Problem description —
From the line containing "What data was" down to the final line of the entries below, quote every line verbatim. Exclude pictures.

#####

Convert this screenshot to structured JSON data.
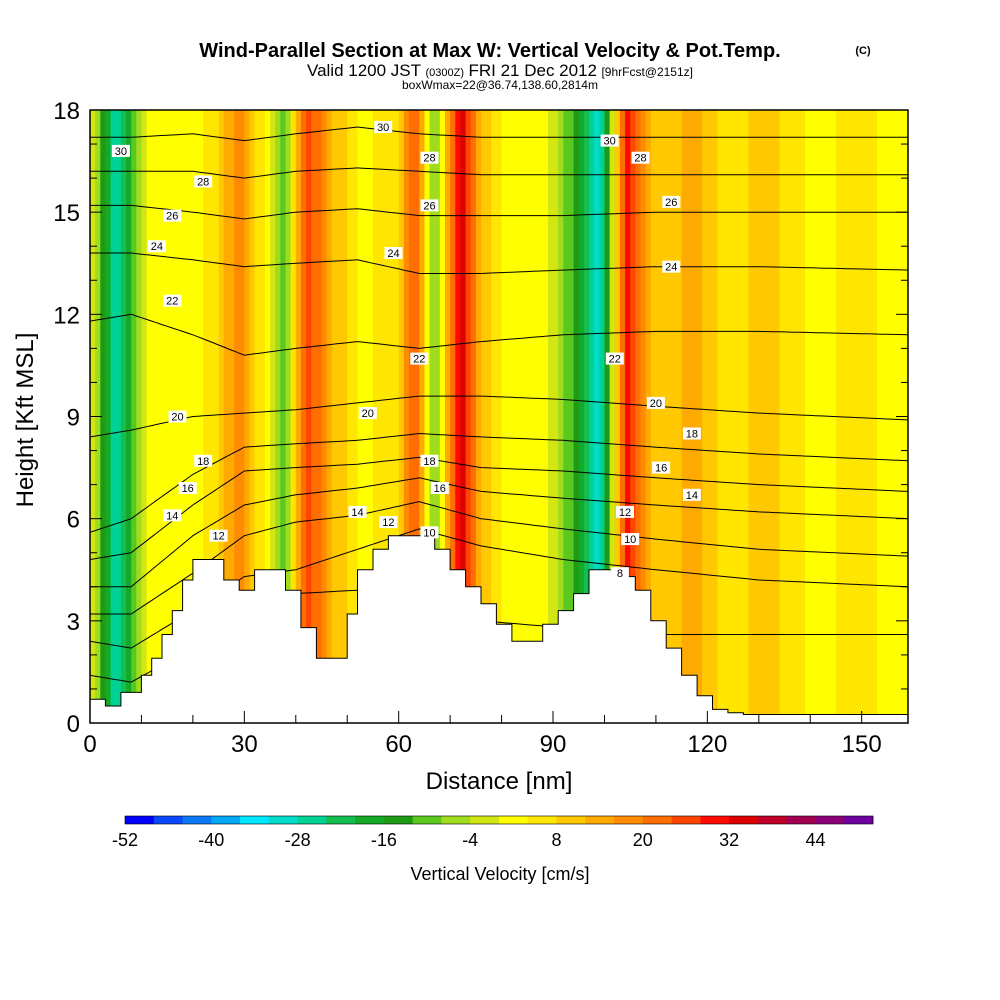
{
  "chart_data": {
    "type": "heatmap",
    "title": "Wind-Parallel Section at Max W: Vertical Velocity & Pot.Temp.",
    "title_mark": "(C)",
    "subtitle": {
      "valid": "Valid 1200 JST",
      "utc": "(0300Z)",
      "date": "FRI 21 Dec 2012",
      "fcst": "[9hrFcst@2151z]",
      "box": "boxWmax=22@36.74,138.60,2814m"
    },
    "xlabel": "Distance [nm]",
    "ylabel": "Height [Kft MSL]",
    "xlim": [
      0,
      159
    ],
    "ylim": [
      0,
      18
    ],
    "xticks": [
      0,
      30,
      60,
      90,
      120,
      150
    ],
    "yticks": [
      0,
      3,
      6,
      9,
      12,
      15,
      18
    ],
    "colorbar": {
      "label": "Vertical Velocity [cm/s]",
      "min": -52,
      "max": 52,
      "step": 4,
      "tick_labels": [
        -52,
        -40,
        -28,
        -16,
        -4,
        8,
        20,
        32,
        44
      ],
      "colors": [
        "#0000ff",
        "#0a48ff",
        "#0a78f5",
        "#00a8f5",
        "#00e6ff",
        "#00dcc8",
        "#00d296",
        "#14be50",
        "#14aa28",
        "#1e9b14",
        "#5ac81e",
        "#a0dc1e",
        "#d2e614",
        "#ffff00",
        "#ffe600",
        "#ffc800",
        "#ffaa00",
        "#ff8c00",
        "#ff6e00",
        "#ff4600",
        "#ff0a00",
        "#dc0000",
        "#be0028",
        "#a00050",
        "#8c0078",
        "#6e00a0"
      ]
    },
    "terrain_kft": {
      "x": [
        0,
        3,
        6,
        10,
        12,
        14,
        16,
        18,
        20,
        23,
        26,
        29,
        32,
        35,
        38,
        41,
        44,
        47,
        50,
        52,
        55,
        58,
        61,
        64,
        67,
        70,
        73,
        76,
        79,
        82,
        85,
        88,
        91,
        94,
        97,
        100,
        103,
        106,
        109,
        112,
        115,
        118,
        121,
        124,
        127,
        129,
        135,
        140,
        145,
        150,
        155,
        159
      ],
      "y": [
        0.7,
        0.5,
        0.9,
        1.4,
        1.9,
        2.6,
        3.3,
        4.2,
        4.8,
        4.8,
        4.2,
        3.9,
        4.5,
        4.5,
        3.9,
        2.8,
        1.9,
        1.9,
        3.2,
        4.5,
        5.1,
        5.5,
        5.5,
        5.5,
        5.1,
        4.5,
        4.0,
        3.5,
        2.9,
        2.4,
        2.4,
        2.9,
        3.3,
        3.8,
        4.5,
        4.5,
        4.3,
        3.9,
        3.0,
        2.2,
        1.4,
        0.8,
        0.4,
        0.3,
        0.25,
        0.25,
        0.25,
        0.25,
        0.25,
        0.25,
        0.25,
        0.25
      ]
    },
    "w_field_samples_cm_s": {
      "x": [
        0,
        5,
        12,
        20,
        25,
        29,
        33,
        38,
        42,
        47,
        53,
        60,
        63,
        67,
        72,
        76,
        82,
        88,
        95,
        99,
        104,
        110,
        117,
        124,
        132,
        140,
        150,
        159
      ],
      "values": [
        2,
        -28,
        4,
        1,
        8,
        20,
        6,
        -10,
        28,
        12,
        3,
        6,
        26,
        -10,
        36,
        12,
        1,
        4,
        -16,
        -34,
        30,
        8,
        14,
        6,
        10,
        3,
        5,
        2
      ]
    },
    "theta_contours": [
      {
        "level": 8,
        "y_kft": [
          1.4,
          1.2,
          2.2,
          3.2,
          3.8,
          3.9,
          3.6,
          3.0,
          2.8,
          2.6,
          2.6,
          2.6
        ]
      },
      {
        "level": 10,
        "y_kft": [
          2.4,
          2.2,
          3.3,
          4.3,
          4.5,
          5.1,
          5.7,
          5.2,
          4.8,
          4.5,
          4.2,
          4.0
        ]
      },
      {
        "level": 12,
        "y_kft": [
          3.2,
          3.2,
          4.4,
          5.5,
          5.9,
          6.1,
          6.5,
          6.0,
          5.7,
          5.4,
          5.1,
          4.9
        ]
      },
      {
        "level": 14,
        "y_kft": [
          4.0,
          4.0,
          5.5,
          6.4,
          6.7,
          6.9,
          7.2,
          6.8,
          6.6,
          6.4,
          6.2,
          6.0
        ]
      },
      {
        "level": 16,
        "y_kft": [
          4.8,
          5.0,
          6.4,
          7.4,
          7.5,
          7.6,
          7.8,
          7.5,
          7.4,
          7.2,
          7.0,
          6.8
        ]
      },
      {
        "level": 18,
        "y_kft": [
          5.6,
          6.0,
          7.3,
          8.1,
          8.2,
          8.3,
          8.5,
          8.4,
          8.3,
          8.1,
          7.9,
          7.7
        ]
      },
      {
        "level": 20,
        "y_kft": [
          8.4,
          8.6,
          9.0,
          9.1,
          9.2,
          9.4,
          9.6,
          9.6,
          9.5,
          9.3,
          9.1,
          8.9
        ]
      },
      {
        "level": 22,
        "y_kft": [
          11.8,
          12.0,
          11.4,
          10.8,
          11.0,
          11.2,
          11.0,
          11.2,
          11.4,
          11.5,
          11.5,
          11.4
        ]
      },
      {
        "level": 24,
        "y_kft": [
          13.8,
          13.8,
          13.6,
          13.4,
          13.5,
          13.6,
          13.2,
          13.2,
          13.3,
          13.4,
          13.4,
          13.3
        ]
      },
      {
        "level": 26,
        "y_kft": [
          15.2,
          15.2,
          15.0,
          14.8,
          15.0,
          15.1,
          14.9,
          14.9,
          14.9,
          15.0,
          15.0,
          15.0
        ]
      },
      {
        "level": 28,
        "y_kft": [
          16.2,
          16.2,
          16.2,
          16.0,
          16.2,
          16.3,
          16.2,
          16.1,
          16.1,
          16.1,
          16.1,
          16.1
        ]
      },
      {
        "level": 30,
        "y_kft": [
          17.2,
          17.2,
          17.3,
          17.1,
          17.3,
          17.5,
          17.3,
          17.2,
          17.2,
          17.2,
          17.2,
          17.2
        ]
      }
    ],
    "theta_contour_x": [
      0,
      8,
      20,
      30,
      40,
      52,
      64,
      76,
      92,
      110,
      130,
      159
    ],
    "contour_labels": [
      {
        "text": "30",
        "x": 6,
        "y": 16.8
      },
      {
        "text": "28",
        "x": 22,
        "y": 15.9
      },
      {
        "text": "26",
        "x": 16,
        "y": 14.9
      },
      {
        "text": "24",
        "x": 13,
        "y": 14.0
      },
      {
        "text": "22",
        "x": 16,
        "y": 12.4
      },
      {
        "text": "20",
        "x": 17,
        "y": 9.0
      },
      {
        "text": "18",
        "x": 22,
        "y": 7.7
      },
      {
        "text": "16",
        "x": 19,
        "y": 6.9
      },
      {
        "text": "14",
        "x": 16,
        "y": 6.1
      },
      {
        "text": "12",
        "x": 25,
        "y": 5.5
      },
      {
        "text": "30",
        "x": 57,
        "y": 17.5
      },
      {
        "text": "28",
        "x": 66,
        "y": 16.6
      },
      {
        "text": "26",
        "x": 66,
        "y": 15.2
      },
      {
        "text": "24",
        "x": 59,
        "y": 13.8
      },
      {
        "text": "22",
        "x": 64,
        "y": 10.7
      },
      {
        "text": "20",
        "x": 54,
        "y": 9.1
      },
      {
        "text": "18",
        "x": 66,
        "y": 7.7
      },
      {
        "text": "16",
        "x": 68,
        "y": 6.9
      },
      {
        "text": "14",
        "x": 52,
        "y": 6.2
      },
      {
        "text": "12",
        "x": 58,
        "y": 5.9
      },
      {
        "text": "10",
        "x": 66,
        "y": 5.6
      },
      {
        "text": "30",
        "x": 101,
        "y": 17.1
      },
      {
        "text": "28",
        "x": 107,
        "y": 16.6
      },
      {
        "text": "26",
        "x": 113,
        "y": 15.3
      },
      {
        "text": "24",
        "x": 113,
        "y": 13.4
      },
      {
        "text": "22",
        "x": 102,
        "y": 10.7
      },
      {
        "text": "20",
        "x": 110,
        "y": 9.4
      },
      {
        "text": "18",
        "x": 117,
        "y": 8.5
      },
      {
        "text": "16",
        "x": 111,
        "y": 7.5
      },
      {
        "text": "14",
        "x": 117,
        "y": 6.7
      },
      {
        "text": "12",
        "x": 104,
        "y": 6.2
      },
      {
        "text": "10",
        "x": 105,
        "y": 5.4
      },
      {
        "text": "8",
        "x": 103,
        "y": 4.4
      }
    ],
    "grid": false,
    "legend": "bottom colorbar"
  }
}
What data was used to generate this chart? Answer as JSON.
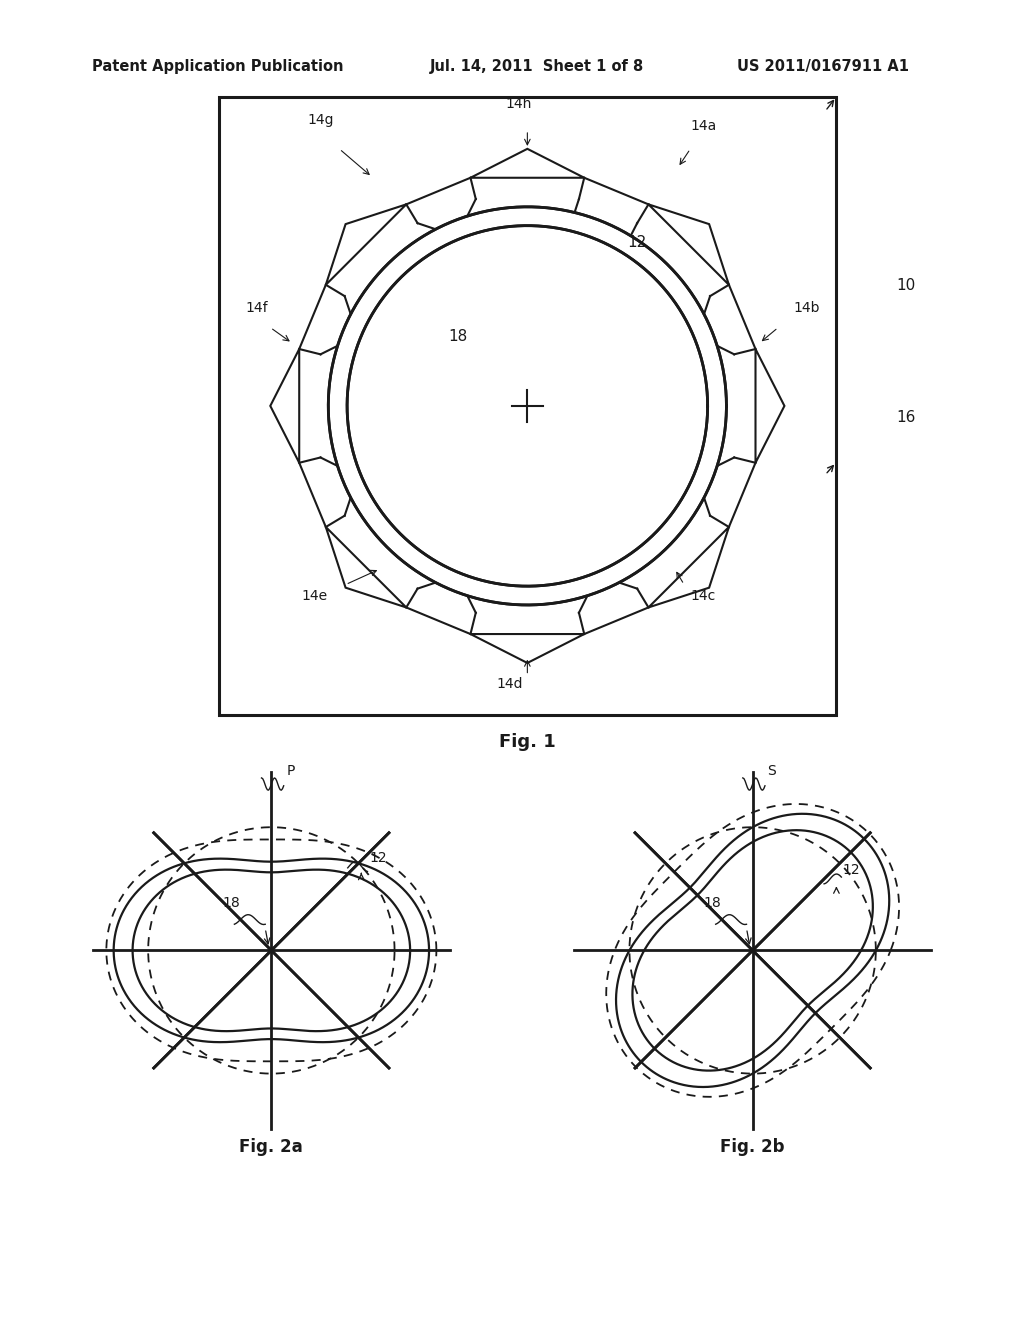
{
  "bg_color": "#ffffff",
  "line_color": "#1a1a1a",
  "header_left": "Patent Application Publication",
  "header_mid": "Jul. 14, 2011  Sheet 1 of 8",
  "header_right": "US 2011/0167911 A1",
  "fig1_label": "Fig. 1",
  "fig2a_label": "Fig. 2a",
  "fig2b_label": "Fig. 2b"
}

#####

Answer to this exercise —
What data was used to generate this chart? Answer as JSON.
{
  "bg_color": "#ffffff",
  "line_color": "#1a1a1a",
  "header_left": "Patent Application Publication",
  "header_mid": "Jul. 14, 2011  Sheet 1 of 8",
  "header_right": "US 2011/0167911 A1",
  "fig1_label": "Fig. 1",
  "fig2a_label": "Fig. 2a",
  "fig2b_label": "Fig. 2b"
}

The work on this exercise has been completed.